**Supplied information**
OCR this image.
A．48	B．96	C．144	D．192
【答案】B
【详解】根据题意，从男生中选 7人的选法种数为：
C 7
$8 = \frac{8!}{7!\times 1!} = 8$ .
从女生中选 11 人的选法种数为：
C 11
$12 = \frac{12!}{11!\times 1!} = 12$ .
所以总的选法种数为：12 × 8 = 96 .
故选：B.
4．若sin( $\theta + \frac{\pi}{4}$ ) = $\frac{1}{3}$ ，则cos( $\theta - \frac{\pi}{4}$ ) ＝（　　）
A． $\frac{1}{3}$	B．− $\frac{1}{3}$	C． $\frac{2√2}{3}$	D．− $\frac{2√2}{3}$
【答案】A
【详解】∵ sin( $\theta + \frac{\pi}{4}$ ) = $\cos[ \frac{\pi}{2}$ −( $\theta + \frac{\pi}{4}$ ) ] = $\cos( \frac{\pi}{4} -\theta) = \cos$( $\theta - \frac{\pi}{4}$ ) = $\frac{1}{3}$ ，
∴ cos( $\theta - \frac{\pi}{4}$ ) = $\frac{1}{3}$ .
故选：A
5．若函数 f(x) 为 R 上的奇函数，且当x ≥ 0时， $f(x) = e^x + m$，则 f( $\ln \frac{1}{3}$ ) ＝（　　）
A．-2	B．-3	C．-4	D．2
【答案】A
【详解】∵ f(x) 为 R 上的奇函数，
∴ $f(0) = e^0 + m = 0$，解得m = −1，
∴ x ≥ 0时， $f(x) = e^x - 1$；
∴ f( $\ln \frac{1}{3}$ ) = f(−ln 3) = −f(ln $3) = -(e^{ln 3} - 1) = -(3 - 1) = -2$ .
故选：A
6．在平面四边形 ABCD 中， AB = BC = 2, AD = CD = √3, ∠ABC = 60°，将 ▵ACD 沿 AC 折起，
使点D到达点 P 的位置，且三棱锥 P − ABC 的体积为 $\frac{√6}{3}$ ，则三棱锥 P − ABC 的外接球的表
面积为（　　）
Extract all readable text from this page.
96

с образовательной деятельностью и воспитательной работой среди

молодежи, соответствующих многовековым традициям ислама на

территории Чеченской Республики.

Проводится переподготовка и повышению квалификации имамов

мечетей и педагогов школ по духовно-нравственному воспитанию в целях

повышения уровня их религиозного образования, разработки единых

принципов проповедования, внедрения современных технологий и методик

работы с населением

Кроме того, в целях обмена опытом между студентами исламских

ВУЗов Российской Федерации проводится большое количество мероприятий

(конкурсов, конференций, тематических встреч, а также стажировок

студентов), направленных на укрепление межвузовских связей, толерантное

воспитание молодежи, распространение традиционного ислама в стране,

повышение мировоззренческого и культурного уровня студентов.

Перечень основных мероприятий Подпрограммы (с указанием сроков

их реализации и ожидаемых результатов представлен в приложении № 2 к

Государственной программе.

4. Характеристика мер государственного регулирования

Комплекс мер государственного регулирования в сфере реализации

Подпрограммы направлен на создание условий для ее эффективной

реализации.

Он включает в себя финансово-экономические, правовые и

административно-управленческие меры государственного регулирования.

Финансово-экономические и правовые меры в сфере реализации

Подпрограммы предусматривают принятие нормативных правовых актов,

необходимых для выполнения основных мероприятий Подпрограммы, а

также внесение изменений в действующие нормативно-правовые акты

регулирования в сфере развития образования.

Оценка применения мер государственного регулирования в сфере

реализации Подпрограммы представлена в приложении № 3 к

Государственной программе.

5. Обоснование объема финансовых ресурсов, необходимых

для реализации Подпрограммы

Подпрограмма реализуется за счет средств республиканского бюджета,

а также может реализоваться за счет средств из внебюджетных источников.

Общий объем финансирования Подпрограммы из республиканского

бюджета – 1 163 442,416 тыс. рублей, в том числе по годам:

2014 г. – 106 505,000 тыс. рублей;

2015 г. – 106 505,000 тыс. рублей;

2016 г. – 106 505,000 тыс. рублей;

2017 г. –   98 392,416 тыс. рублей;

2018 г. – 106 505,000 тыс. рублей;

**What to produce**
Take every line that includes the string "уровня" and copy it.

**Full output**
повышения уровня их религиозного образования, разработки единых
повышение мировоззренческого и культурного уровня студентов.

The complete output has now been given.